- **WRITTEN INSTRUCTION**:
Answer with one number: the count of lines in the listing below that hold the word "JSON".

- **DATASET**:

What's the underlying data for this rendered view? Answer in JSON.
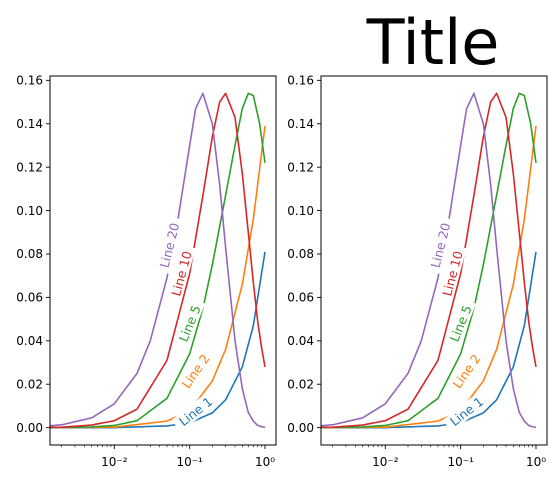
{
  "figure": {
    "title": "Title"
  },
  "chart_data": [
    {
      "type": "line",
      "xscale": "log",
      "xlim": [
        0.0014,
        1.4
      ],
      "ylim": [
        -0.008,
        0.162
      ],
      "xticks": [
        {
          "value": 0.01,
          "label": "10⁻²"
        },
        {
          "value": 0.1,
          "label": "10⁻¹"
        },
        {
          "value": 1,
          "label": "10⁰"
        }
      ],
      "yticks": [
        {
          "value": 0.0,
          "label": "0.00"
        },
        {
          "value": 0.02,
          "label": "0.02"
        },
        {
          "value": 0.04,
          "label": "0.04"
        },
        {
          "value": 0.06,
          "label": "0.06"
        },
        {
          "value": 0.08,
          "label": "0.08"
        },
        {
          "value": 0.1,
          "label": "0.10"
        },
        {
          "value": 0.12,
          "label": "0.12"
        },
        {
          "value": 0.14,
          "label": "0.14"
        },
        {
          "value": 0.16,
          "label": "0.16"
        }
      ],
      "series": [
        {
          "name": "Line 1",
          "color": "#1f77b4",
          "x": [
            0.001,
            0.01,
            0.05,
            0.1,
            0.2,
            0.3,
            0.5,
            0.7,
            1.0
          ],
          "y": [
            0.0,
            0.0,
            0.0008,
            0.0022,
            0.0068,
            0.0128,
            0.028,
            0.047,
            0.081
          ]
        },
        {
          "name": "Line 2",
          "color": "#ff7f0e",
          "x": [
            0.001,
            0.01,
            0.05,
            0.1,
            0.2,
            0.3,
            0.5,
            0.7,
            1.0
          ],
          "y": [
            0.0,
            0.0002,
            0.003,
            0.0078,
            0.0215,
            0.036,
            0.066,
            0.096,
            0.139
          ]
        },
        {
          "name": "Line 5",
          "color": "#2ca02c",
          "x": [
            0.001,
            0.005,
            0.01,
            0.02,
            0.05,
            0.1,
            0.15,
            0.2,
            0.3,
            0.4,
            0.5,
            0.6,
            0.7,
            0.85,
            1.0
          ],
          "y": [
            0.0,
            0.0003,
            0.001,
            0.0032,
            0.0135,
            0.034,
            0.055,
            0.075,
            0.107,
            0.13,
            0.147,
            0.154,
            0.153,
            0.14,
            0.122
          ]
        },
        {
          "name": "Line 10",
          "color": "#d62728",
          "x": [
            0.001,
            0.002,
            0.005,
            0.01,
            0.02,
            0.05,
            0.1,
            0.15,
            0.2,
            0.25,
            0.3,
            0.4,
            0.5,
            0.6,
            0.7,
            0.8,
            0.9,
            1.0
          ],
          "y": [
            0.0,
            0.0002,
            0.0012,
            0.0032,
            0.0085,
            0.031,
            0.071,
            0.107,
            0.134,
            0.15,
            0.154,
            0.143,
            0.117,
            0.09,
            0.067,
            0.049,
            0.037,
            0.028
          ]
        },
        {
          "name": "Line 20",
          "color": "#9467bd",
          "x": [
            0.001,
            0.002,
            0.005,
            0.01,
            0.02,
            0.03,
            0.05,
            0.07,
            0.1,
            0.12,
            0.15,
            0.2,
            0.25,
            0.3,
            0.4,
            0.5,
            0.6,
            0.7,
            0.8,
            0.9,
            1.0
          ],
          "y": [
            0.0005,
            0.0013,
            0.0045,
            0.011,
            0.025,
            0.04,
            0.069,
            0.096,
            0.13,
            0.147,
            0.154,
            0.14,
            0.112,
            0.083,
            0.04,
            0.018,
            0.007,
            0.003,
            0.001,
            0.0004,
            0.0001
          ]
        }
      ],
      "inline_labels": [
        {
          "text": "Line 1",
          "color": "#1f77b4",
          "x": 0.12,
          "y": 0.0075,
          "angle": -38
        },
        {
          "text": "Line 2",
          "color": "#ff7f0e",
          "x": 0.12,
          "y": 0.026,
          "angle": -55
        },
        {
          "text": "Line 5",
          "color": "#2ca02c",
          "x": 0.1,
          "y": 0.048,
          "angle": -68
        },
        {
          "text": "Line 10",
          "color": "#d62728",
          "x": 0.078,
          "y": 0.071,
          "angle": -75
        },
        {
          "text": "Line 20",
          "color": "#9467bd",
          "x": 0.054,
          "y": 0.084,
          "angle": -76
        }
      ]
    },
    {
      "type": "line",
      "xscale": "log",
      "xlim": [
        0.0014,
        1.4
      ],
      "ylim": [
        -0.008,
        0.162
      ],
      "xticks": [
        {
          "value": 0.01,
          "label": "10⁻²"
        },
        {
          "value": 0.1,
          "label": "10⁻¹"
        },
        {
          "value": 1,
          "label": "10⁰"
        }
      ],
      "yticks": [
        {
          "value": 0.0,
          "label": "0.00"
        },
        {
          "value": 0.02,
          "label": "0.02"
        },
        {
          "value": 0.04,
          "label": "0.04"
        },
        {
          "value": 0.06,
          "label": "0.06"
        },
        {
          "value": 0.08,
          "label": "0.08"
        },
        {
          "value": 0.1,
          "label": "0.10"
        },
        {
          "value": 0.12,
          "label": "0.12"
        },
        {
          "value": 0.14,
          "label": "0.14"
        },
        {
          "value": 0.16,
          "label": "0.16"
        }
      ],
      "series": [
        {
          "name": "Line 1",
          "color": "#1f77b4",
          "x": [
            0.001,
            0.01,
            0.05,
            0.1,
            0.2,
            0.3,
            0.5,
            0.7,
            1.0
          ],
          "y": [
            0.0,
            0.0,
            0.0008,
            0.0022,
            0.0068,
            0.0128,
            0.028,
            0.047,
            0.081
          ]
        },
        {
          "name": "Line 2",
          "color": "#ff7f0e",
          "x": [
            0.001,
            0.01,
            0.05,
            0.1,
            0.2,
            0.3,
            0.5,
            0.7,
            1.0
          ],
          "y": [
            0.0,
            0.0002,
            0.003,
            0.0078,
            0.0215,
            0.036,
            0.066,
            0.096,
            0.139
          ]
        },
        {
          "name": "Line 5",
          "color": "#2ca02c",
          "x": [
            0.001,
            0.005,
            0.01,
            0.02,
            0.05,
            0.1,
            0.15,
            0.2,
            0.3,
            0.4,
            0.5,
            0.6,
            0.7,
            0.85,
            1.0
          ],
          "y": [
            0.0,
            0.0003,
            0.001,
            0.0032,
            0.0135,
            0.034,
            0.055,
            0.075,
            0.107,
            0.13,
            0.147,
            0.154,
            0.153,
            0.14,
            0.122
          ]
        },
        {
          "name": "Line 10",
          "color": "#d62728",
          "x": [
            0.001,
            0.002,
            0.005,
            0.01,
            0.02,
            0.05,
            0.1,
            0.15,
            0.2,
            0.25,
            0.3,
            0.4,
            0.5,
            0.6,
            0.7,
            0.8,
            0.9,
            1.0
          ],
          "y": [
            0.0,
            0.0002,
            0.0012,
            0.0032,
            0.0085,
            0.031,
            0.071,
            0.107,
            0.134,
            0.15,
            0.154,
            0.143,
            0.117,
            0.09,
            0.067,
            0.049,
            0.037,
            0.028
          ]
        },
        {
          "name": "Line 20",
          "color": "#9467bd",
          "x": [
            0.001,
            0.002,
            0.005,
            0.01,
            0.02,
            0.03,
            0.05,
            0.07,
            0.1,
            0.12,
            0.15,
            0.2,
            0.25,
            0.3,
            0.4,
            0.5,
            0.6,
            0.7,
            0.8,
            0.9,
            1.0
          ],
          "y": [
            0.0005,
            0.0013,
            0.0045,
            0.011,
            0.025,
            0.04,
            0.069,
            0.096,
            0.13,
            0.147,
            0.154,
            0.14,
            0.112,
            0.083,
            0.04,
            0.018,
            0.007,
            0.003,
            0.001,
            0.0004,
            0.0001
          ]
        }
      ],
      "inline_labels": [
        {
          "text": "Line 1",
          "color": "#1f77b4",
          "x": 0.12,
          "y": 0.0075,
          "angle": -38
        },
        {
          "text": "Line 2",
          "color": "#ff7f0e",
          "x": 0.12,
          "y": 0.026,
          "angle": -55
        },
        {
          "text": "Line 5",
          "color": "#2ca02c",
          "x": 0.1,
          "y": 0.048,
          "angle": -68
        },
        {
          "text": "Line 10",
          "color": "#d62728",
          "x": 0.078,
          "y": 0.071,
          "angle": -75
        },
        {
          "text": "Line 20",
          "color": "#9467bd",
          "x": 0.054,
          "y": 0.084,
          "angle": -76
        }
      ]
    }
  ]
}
* * *
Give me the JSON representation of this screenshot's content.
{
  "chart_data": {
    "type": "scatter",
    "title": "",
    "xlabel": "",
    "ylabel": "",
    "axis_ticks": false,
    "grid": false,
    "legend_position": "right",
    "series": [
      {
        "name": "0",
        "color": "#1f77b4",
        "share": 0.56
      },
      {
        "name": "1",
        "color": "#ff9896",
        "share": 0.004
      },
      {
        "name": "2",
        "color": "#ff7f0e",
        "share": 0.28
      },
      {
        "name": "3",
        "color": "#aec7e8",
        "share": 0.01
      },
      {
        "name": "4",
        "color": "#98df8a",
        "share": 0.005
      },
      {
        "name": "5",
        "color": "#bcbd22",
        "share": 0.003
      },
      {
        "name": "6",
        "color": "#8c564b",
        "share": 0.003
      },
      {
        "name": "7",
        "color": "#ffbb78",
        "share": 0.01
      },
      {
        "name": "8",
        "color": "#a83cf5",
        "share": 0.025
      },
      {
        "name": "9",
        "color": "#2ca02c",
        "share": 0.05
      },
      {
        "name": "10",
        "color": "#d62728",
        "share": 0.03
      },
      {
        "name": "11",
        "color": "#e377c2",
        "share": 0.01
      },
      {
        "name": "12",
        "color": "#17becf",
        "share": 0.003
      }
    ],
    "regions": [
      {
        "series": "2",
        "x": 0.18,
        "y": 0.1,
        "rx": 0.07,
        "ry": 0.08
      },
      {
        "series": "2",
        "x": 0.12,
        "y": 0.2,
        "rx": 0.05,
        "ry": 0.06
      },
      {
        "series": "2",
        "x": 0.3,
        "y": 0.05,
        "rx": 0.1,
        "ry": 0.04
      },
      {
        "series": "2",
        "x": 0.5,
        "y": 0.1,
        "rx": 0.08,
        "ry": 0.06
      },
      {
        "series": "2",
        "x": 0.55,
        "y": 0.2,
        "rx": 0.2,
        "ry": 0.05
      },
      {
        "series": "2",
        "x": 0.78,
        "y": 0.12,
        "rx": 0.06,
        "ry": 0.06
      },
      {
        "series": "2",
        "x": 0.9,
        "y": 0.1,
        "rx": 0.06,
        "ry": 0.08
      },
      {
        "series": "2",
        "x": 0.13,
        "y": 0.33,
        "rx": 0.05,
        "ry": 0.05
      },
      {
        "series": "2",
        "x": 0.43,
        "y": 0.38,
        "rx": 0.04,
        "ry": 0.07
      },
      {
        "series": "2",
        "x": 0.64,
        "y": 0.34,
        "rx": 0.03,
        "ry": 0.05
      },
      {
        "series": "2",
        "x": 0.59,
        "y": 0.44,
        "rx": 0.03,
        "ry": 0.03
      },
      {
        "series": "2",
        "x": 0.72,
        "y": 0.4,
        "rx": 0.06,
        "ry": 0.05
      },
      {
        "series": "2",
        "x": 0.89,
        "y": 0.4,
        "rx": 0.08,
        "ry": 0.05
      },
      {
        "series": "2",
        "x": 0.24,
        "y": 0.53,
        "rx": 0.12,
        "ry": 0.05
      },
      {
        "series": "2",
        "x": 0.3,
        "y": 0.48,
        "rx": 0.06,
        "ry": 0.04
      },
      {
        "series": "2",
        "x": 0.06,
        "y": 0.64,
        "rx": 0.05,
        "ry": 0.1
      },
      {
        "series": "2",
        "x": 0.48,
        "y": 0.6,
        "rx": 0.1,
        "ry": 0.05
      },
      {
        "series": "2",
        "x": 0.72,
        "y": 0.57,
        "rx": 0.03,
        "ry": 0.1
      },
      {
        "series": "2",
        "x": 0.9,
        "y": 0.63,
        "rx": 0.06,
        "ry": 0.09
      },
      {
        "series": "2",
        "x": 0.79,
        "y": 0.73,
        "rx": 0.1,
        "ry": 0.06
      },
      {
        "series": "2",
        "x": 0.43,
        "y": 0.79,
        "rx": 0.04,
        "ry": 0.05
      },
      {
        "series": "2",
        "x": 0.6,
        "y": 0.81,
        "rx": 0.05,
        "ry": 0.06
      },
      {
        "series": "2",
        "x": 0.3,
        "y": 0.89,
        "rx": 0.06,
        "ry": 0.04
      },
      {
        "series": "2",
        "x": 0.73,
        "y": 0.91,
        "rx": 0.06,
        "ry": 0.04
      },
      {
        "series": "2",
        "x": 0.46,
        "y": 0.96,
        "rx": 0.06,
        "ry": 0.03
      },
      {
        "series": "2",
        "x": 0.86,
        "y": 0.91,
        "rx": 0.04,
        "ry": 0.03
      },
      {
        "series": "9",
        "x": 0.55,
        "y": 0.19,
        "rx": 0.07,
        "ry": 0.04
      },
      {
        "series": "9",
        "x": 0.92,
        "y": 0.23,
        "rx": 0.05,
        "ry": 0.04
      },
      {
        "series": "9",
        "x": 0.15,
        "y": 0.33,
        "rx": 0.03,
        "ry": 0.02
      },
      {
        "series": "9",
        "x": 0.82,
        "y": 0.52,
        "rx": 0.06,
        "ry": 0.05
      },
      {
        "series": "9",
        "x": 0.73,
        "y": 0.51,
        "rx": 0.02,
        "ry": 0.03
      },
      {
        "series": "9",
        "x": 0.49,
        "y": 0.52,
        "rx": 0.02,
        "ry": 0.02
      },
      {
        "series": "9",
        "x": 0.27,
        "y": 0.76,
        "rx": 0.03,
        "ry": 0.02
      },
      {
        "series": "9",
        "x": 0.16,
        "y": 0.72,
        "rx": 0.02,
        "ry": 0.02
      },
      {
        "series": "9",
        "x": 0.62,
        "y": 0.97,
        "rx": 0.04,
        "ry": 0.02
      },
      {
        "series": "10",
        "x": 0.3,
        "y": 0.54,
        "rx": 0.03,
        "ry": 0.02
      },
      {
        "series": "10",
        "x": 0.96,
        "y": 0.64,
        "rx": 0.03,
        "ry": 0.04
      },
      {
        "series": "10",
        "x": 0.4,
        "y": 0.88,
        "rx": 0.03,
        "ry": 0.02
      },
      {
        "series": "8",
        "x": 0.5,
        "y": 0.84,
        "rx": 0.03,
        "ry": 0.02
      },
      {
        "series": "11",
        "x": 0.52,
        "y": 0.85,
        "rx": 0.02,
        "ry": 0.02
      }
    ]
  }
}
==
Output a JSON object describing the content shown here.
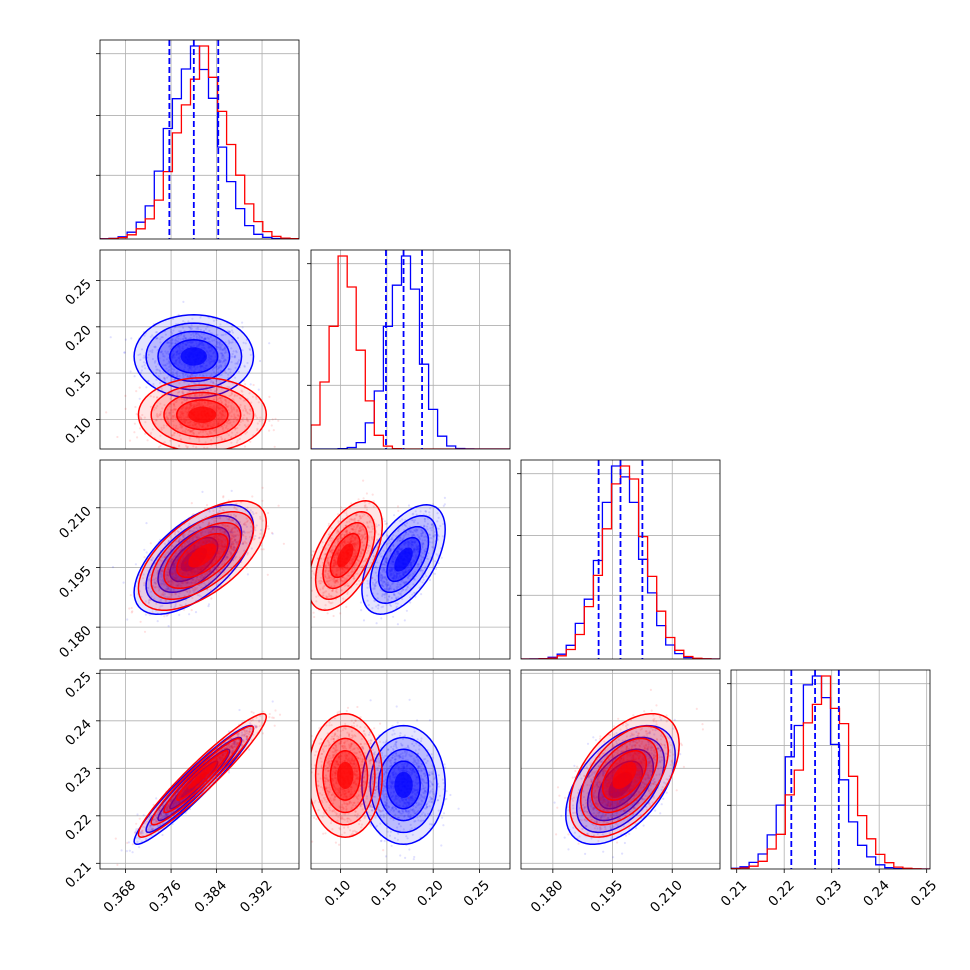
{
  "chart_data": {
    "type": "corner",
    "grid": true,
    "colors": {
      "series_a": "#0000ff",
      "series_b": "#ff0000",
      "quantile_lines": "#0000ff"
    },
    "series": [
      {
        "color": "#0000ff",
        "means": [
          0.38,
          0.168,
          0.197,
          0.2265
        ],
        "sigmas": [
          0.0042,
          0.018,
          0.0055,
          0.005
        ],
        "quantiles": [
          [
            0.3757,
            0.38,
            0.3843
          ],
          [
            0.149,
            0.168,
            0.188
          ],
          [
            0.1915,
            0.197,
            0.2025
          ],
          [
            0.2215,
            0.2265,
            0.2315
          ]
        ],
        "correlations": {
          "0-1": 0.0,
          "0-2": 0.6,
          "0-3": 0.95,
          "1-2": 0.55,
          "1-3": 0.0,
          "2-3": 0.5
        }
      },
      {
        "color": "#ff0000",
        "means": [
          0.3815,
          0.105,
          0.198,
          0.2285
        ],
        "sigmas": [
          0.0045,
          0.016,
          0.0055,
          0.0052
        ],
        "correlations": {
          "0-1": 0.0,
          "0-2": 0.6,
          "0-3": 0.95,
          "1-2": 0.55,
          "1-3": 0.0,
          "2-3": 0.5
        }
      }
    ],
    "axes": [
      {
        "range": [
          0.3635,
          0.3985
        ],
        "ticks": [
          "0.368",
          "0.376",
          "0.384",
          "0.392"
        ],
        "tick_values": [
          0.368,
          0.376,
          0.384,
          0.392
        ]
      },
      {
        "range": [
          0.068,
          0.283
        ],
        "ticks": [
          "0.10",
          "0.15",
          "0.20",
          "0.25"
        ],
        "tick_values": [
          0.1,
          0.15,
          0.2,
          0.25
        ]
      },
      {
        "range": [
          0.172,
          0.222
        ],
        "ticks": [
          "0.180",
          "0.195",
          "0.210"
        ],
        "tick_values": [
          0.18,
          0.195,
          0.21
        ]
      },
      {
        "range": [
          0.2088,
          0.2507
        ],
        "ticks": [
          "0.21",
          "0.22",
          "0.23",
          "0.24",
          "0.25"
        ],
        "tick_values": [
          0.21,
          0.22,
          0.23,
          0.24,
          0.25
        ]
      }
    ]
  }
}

- **SOLUTION TO THIS PROBLEM**:
3